-- What this task involves --
Write out all the material exactly. Leave nothing out.

-- Record excerpts --
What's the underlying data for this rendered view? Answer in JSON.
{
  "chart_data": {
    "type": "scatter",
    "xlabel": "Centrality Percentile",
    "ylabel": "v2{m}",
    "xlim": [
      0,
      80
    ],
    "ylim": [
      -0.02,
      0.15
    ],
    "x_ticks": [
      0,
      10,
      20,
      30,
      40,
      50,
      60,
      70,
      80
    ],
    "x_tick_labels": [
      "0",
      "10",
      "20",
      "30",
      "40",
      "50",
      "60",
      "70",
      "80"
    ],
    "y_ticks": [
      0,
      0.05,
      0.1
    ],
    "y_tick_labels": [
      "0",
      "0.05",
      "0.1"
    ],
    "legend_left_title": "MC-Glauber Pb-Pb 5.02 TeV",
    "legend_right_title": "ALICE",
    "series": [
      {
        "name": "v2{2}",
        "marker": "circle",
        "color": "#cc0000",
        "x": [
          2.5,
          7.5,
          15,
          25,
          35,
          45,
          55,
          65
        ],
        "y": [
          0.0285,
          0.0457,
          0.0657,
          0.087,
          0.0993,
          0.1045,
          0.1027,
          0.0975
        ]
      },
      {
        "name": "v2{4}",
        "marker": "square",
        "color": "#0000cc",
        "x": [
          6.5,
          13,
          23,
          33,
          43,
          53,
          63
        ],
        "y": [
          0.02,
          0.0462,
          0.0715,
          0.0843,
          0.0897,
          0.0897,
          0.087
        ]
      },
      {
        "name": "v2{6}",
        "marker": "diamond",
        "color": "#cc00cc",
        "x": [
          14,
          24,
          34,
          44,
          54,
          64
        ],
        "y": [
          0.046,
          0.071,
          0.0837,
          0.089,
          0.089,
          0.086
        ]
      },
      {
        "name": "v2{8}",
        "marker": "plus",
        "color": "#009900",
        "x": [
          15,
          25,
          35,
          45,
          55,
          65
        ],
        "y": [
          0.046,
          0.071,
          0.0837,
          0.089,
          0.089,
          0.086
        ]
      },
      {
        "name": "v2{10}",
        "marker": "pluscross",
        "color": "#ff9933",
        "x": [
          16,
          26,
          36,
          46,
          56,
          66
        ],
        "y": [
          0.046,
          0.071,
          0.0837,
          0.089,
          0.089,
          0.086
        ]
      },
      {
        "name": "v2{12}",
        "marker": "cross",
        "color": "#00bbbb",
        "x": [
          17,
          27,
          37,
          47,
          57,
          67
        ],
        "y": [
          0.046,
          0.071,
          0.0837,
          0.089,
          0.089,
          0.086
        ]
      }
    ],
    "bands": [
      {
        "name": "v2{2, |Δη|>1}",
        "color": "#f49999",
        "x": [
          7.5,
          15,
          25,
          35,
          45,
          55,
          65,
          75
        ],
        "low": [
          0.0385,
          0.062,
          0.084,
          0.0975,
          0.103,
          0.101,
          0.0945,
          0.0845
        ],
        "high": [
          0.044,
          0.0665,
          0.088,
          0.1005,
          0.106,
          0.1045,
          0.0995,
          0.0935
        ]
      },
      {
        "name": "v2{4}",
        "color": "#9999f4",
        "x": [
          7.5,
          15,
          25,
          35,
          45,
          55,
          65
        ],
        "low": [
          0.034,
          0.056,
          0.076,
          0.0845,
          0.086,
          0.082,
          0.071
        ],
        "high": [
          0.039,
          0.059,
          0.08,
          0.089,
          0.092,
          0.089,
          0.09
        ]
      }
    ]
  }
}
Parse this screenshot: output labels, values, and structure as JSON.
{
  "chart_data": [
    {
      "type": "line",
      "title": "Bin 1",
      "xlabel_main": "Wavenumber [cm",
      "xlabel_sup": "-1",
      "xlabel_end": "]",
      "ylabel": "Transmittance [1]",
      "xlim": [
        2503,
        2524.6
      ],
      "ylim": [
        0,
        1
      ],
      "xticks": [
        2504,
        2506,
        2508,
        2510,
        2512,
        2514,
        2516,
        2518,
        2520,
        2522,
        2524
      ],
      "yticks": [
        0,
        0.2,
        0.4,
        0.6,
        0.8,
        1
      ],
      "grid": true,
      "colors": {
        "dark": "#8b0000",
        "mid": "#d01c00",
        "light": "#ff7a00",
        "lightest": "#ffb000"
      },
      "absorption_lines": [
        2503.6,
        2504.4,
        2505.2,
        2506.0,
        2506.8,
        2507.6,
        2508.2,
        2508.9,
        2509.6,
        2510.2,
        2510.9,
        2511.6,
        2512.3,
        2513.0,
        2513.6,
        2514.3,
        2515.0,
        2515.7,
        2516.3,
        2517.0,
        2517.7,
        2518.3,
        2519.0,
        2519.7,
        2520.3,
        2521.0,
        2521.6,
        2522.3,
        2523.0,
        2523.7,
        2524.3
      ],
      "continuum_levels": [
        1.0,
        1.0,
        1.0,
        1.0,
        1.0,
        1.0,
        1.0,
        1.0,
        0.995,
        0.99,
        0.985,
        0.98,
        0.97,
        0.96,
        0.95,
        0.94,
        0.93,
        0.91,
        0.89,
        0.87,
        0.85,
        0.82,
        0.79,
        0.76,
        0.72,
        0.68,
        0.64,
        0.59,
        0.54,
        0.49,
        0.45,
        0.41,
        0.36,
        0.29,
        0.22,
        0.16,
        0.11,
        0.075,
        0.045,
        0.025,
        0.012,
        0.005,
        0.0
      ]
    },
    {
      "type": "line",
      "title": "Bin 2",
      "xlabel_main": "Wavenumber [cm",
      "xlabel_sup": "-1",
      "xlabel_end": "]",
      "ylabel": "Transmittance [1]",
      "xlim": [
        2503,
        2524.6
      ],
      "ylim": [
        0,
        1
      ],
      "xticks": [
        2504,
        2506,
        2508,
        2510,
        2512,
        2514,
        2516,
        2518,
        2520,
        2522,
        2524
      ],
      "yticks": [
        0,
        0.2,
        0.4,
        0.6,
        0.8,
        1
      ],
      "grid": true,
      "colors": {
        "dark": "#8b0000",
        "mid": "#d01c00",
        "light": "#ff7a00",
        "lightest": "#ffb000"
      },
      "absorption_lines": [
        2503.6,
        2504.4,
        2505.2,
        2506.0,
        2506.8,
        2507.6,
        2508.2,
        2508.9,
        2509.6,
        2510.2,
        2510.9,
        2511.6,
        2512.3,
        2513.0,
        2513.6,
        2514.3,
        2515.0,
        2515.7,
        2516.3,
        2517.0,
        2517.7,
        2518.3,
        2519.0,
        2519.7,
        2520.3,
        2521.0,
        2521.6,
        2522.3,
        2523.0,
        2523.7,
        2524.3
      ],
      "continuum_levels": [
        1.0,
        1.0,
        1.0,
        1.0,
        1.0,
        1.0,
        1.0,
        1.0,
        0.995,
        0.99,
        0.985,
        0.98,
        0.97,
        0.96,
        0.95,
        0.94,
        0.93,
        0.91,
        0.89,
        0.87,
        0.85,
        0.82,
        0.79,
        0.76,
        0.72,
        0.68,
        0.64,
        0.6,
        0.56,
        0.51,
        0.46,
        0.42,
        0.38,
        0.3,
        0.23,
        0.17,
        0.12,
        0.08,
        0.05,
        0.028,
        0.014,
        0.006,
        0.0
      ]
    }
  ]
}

-- Response --
What's the underlying data for this rendered view? Answer in JSON.
{
  "chart_data": {
    "type": "scatter",
    "xlabel": "Centrality Percentile",
    "ylabel": "v2{m}",
    "xlim": [
      0,
      80
    ],
    "ylim": [
      -0.02,
      0.15
    ],
    "x_ticks": [
      0,
      10,
      20,
      30,
      40,
      50,
      60,
      70,
      80
    ],
    "x_tick_labels": [
      "0",
      "10",
      "20",
      "30",
      "40",
      "50",
      "60",
      "70",
      "80"
    ],
    "y_ticks": [
      0,
      0.05,
      0.1
    ],
    "y_tick_labels": [
      "0",
      "0.05",
      "0.1"
    ],
    "legend_left_title": "MC-Glauber Pb-Pb 5.02 TeV",
    "legend_right_title": "ALICE",
    "series": [
      {
        "name": "v2{2}",
        "marker": "circle",
        "color": "#cc0000",
        "x": [
          2.5,
          7.5,
          15,
          25,
          35,
          45,
          55,
          65
        ],
        "y": [
          0.0285,
          0.0457,
          0.0657,
          0.087,
          0.0993,
          0.1045,
          0.1027,
          0.0975
        ]
      },
      {
        "name": "v2{4}",
        "marker": "square",
        "color": "#0000cc",
        "x": [
          6.5,
          13,
          23,
          33,
          43,
          53,
          63
        ],
        "y": [
          0.02,
          0.0462,
          0.0715,
          0.0843,
          0.0897,
          0.0897,
          0.087
        ]
      },
      {
        "name": "v2{6}",
        "marker": "diamond",
        "color": "#cc00cc",
        "x": [
          14,
          24,
          34,
          44,
          54,
          64
        ],
        "y": [
          0.046,
          0.071,
          0.0837,
          0.089,
          0.089,
          0.086
        ]
      },
      {
        "name": "v2{8}",
        "marker": "plus",
        "color": "#009900",
        "x": [
          15,
          25,
          35,
          45,
          55,
          65
        ],
        "y": [
          0.046,
          0.071,
          0.0837,
          0.089,
          0.089,
          0.086
        ]
      },
      {
        "name": "v2{10}",
        "marker": "pluscross",
        "color": "#ff9933",
        "x": [
          16,
          26,
          36,
          46,
          56,
          66
        ],
        "y": [
          0.046,
          0.071,
          0.0837,
          0.089,
          0.089,
          0.086
        ]
      },
      {
        "name": "v2{12}",
        "marker": "cross",
        "color": "#00bbbb",
        "x": [
          17,
          27,
          37,
          47,
          57,
          67
        ],
        "y": [
          0.046,
          0.071,
          0.0837,
          0.089,
          0.089,
          0.086
        ]
      }
    ],
    "bands": [
      {
        "name": "v2{2, |Δη|>1}",
        "color": "#f49999",
        "x": [
          7.5,
          15,
          25,
          35,
          45,
          55,
          65,
          75
        ],
        "low": [
          0.0385,
          0.062,
          0.084,
          0.0975,
          0.103,
          0.101,
          0.0945,
          0.0845
        ],
        "high": [
          0.044,
          0.0665,
          0.088,
          0.1005,
          0.106,
          0.1045,
          0.0995,
          0.0935
        ]
      },
      {
        "name": "v2{4}",
        "color": "#9999f4",
        "x": [
          7.5,
          15,
          25,
          35,
          45,
          55,
          65
        ],
        "low": [
          0.034,
          0.056,
          0.076,
          0.0845,
          0.086,
          0.082,
          0.071
        ],
        "high": [
          0.039,
          0.059,
          0.08,
          0.089,
          0.092,
          0.089,
          0.09
        ]
      }
    ]
  }
}
Parse this screenshot: output labels, values, and structure as JSON.
{
  "chart_data": [
    {
      "type": "line",
      "title": "Bin 1",
      "xlabel_main": "Wavenumber [cm",
      "xlabel_sup": "-1",
      "xlabel_end": "]",
      "ylabel": "Transmittance [1]",
      "xlim": [
        2503,
        2524.6
      ],
      "ylim": [
        0,
        1
      ],
      "xticks": [
        2504,
        2506,
        2508,
        2510,
        2512,
        2514,
        2516,
        2518,
        2520,
        2522,
        2524
      ],
      "yticks": [
        0,
        0.2,
        0.4,
        0.6,
        0.8,
        1
      ],
      "grid": true,
      "colors": {
        "dark": "#8b0000",
        "mid": "#d01c00",
        "light": "#ff7a00",
        "lightest": "#ffb000"
      },
      "absorption_lines": [
        2503.6,
        2504.4,
        2505.2,
        2506.0,
        2506.8,
        2507.6,
        2508.2,
        2508.9,
        2509.6,
        2510.2,
        2510.9,
        2511.6,
        2512.3,
        2513.0,
        2513.6,
        2514.3,
        2515.0,
        2515.7,
        2516.3,
        2517.0,
        2517.7,
        2518.3,
        2519.0,
        2519.7,
        2520.3,
        2521.0,
        2521.6,
        2522.3,
        2523.0,
        2523.7,
        2524.3
      ],
      "continuum_levels": [
        1.0,
        1.0,
        1.0,
        1.0,
        1.0,
        1.0,
        1.0,
        1.0,
        0.995,
        0.99,
        0.985,
        0.98,
        0.97,
        0.96,
        0.95,
        0.94,
        0.93,
        0.91,
        0.89,
        0.87,
        0.85,
        0.82,
        0.79,
        0.76,
        0.72,
        0.68,
        0.64,
        0.59,
        0.54,
        0.49,
        0.45,
        0.41,
        0.36,
        0.29,
        0.22,
        0.16,
        0.11,
        0.075,
        0.045,
        0.025,
        0.012,
        0.005,
        0.0
      ]
    },
    {
      "type": "line",
      "title": "Bin 2",
      "xlabel_main": "Wavenumber [cm",
      "xlabel_sup": "-1",
      "xlabel_end": "]",
      "ylabel": "Transmittance [1]",
      "xlim": [
        2503,
        2524.6
      ],
      "ylim": [
        0,
        1
      ],
      "xticks": [
        2504,
        2506,
        2508,
        2510,
        2512,
        2514,
        2516,
        2518,
        2520,
        2522,
        2524
      ],
      "yticks": [
        0,
        0.2,
        0.4,
        0.6,
        0.8,
        1
      ],
      "grid": true,
      "colors": {
        "dark": "#8b0000",
        "mid": "#d01c00",
        "light": "#ff7a00",
        "lightest": "#ffb000"
      },
      "absorption_lines": [
        2503.6,
        2504.4,
        2505.2,
        2506.0,
        2506.8,
        2507.6,
        2508.2,
        2508.9,
        2509.6,
        2510.2,
        2510.9,
        2511.6,
        2512.3,
        2513.0,
        2513.6,
        2514.3,
        2515.0,
        2515.7,
        2516.3,
        2517.0,
        2517.7,
        2518.3,
        2519.0,
        2519.7,
        2520.3,
        2521.0,
        2521.6,
        2522.3,
        2523.0,
        2523.7,
        2524.3
      ],
      "continuum_levels": [
        1.0,
        1.0,
        1.0,
        1.0,
        1.0,
        1.0,
        1.0,
        1.0,
        0.995,
        0.99,
        0.985,
        0.98,
        0.97,
        0.96,
        0.95,
        0.94,
        0.93,
        0.91,
        0.89,
        0.87,
        0.85,
        0.82,
        0.79,
        0.76,
        0.72,
        0.68,
        0.64,
        0.6,
        0.56,
        0.51,
        0.46,
        0.42,
        0.38,
        0.3,
        0.23,
        0.17,
        0.12,
        0.08,
        0.05,
        0.028,
        0.014,
        0.006,
        0.0
      ]
    }
  ]
}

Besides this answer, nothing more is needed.